#### Aim of the task
Write out the material again exactly, please, and omit the pictures.
# start of Supplied information
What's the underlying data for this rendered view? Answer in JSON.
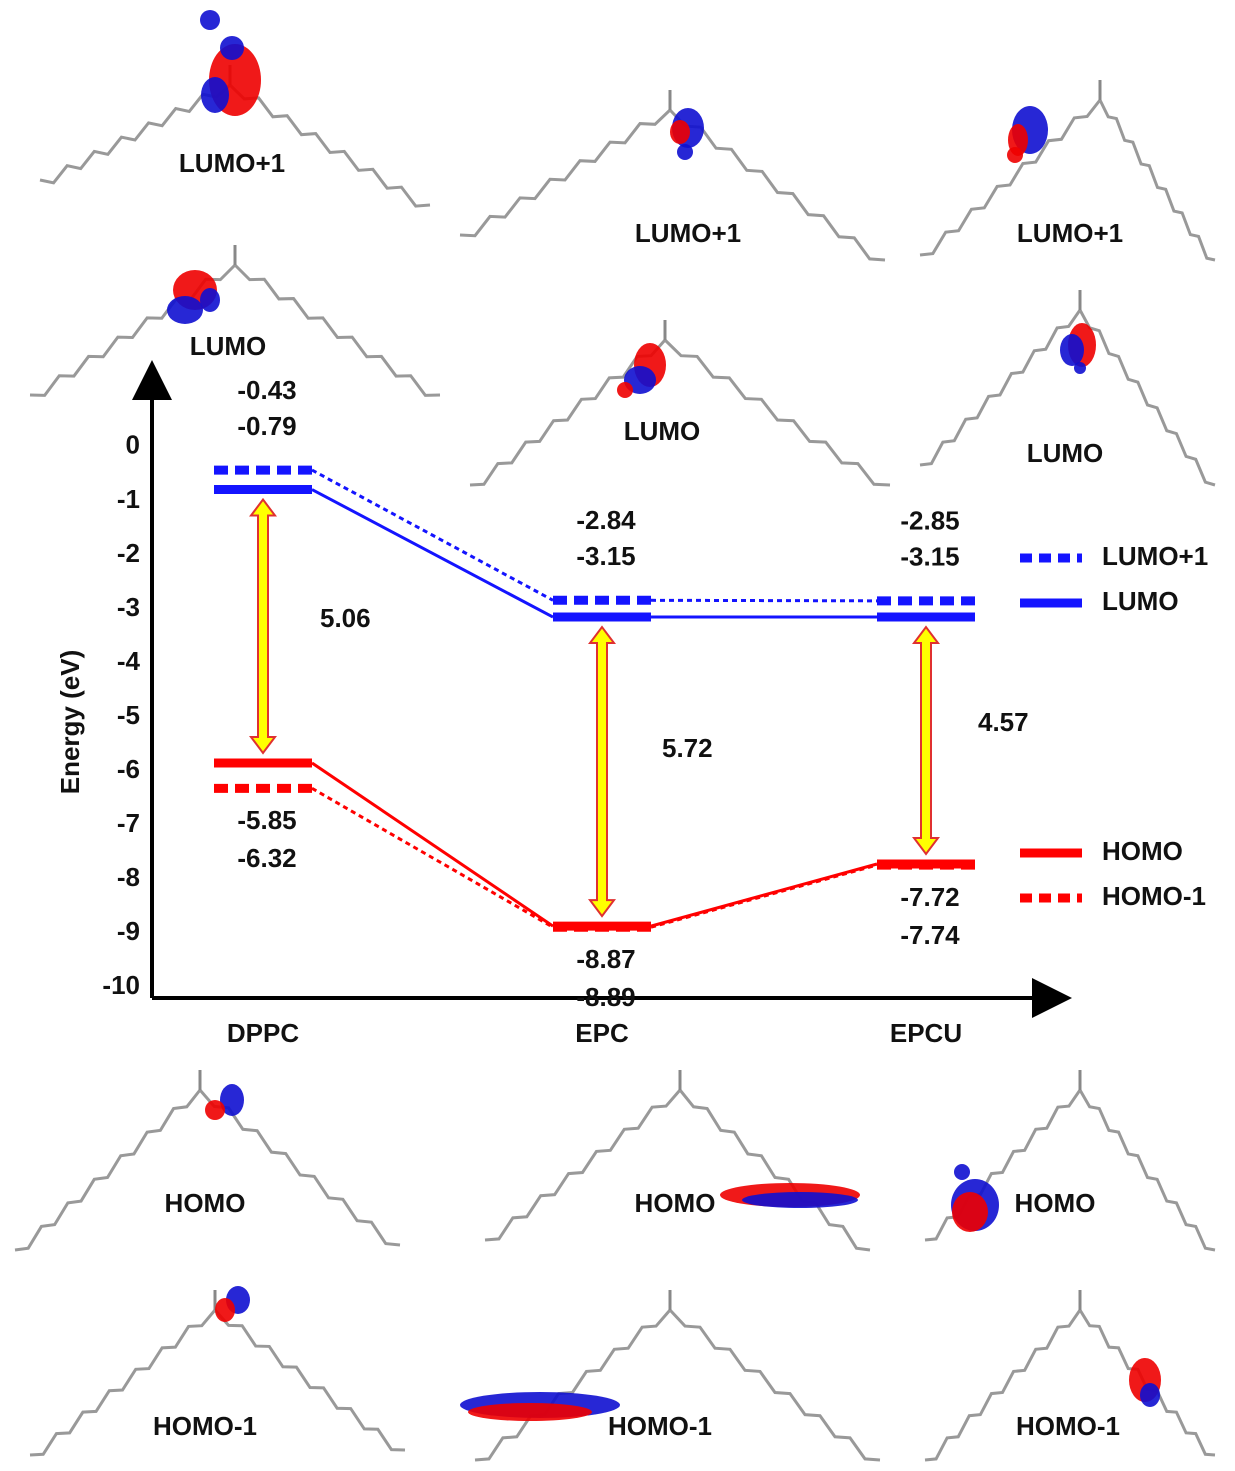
{
  "chart_data": {
    "type": "energy-level",
    "y_label": "Energy (eV)",
    "categories": [
      "DPPC",
      "EPC",
      "EPCU"
    ],
    "ylim": [
      -10.2,
      1.2
    ],
    "yticks": [
      0,
      -1,
      -2,
      -3,
      -4,
      -5,
      -6,
      -7,
      -8,
      -9,
      -10
    ],
    "series": [
      {
        "name": "LUMO+1",
        "color": "#1414ff",
        "dashed": true,
        "values": [
          -0.43,
          -2.84,
          -2.85
        ]
      },
      {
        "name": "LUMO",
        "color": "#1414ff",
        "dashed": false,
        "values": [
          -0.79,
          -3.15,
          -3.15
        ]
      },
      {
        "name": "HOMO",
        "color": "#ff0000",
        "dashed": false,
        "values": [
          -5.85,
          -8.87,
          -7.72
        ]
      },
      {
        "name": "HOMO-1",
        "color": "#ff0000",
        "dashed": true,
        "values": [
          -6.32,
          -8.89,
          -7.74
        ]
      }
    ],
    "gaps": [
      5.06,
      5.72,
      4.57
    ],
    "image_labels": [
      [
        "LUMO+1",
        "LUMO",
        "HOMO",
        "HOMO-1"
      ],
      [
        "LUMO+1",
        "LUMO",
        "HOMO",
        "HOMO-1"
      ],
      [
        "LUMO+1",
        "LUMO",
        "HOMO",
        "HOMO-1"
      ]
    ]
  }
}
# end of Supplied information
#### Written answer
What's the underlying data for this rendered view? Answer in JSON.
{
  "chart_data": {
    "type": "energy-level",
    "y_label": "Energy (eV)",
    "categories": [
      "DPPC",
      "EPC",
      "EPCU"
    ],
    "ylim": [
      -10.2,
      1.2
    ],
    "yticks": [
      0,
      -1,
      -2,
      -3,
      -4,
      -5,
      -6,
      -7,
      -8,
      -9,
      -10
    ],
    "series": [
      {
        "name": "LUMO+1",
        "color": "#1414ff",
        "dashed": true,
        "values": [
          -0.43,
          -2.84,
          -2.85
        ]
      },
      {
        "name": "LUMO",
        "color": "#1414ff",
        "dashed": false,
        "values": [
          -0.79,
          -3.15,
          -3.15
        ]
      },
      {
        "name": "HOMO",
        "color": "#ff0000",
        "dashed": false,
        "values": [
          -5.85,
          -8.87,
          -7.72
        ]
      },
      {
        "name": "HOMO-1",
        "color": "#ff0000",
        "dashed": true,
        "values": [
          -6.32,
          -8.89,
          -7.74
        ]
      }
    ],
    "gaps": [
      5.06,
      5.72,
      4.57
    ],
    "image_labels": [
      [
        "LUMO+1",
        "LUMO",
        "HOMO",
        "HOMO-1"
      ],
      [
        "LUMO+1",
        "LUMO",
        "HOMO",
        "HOMO-1"
      ],
      [
        "LUMO+1",
        "LUMO",
        "HOMO",
        "HOMO-1"
      ]
    ]
  }
}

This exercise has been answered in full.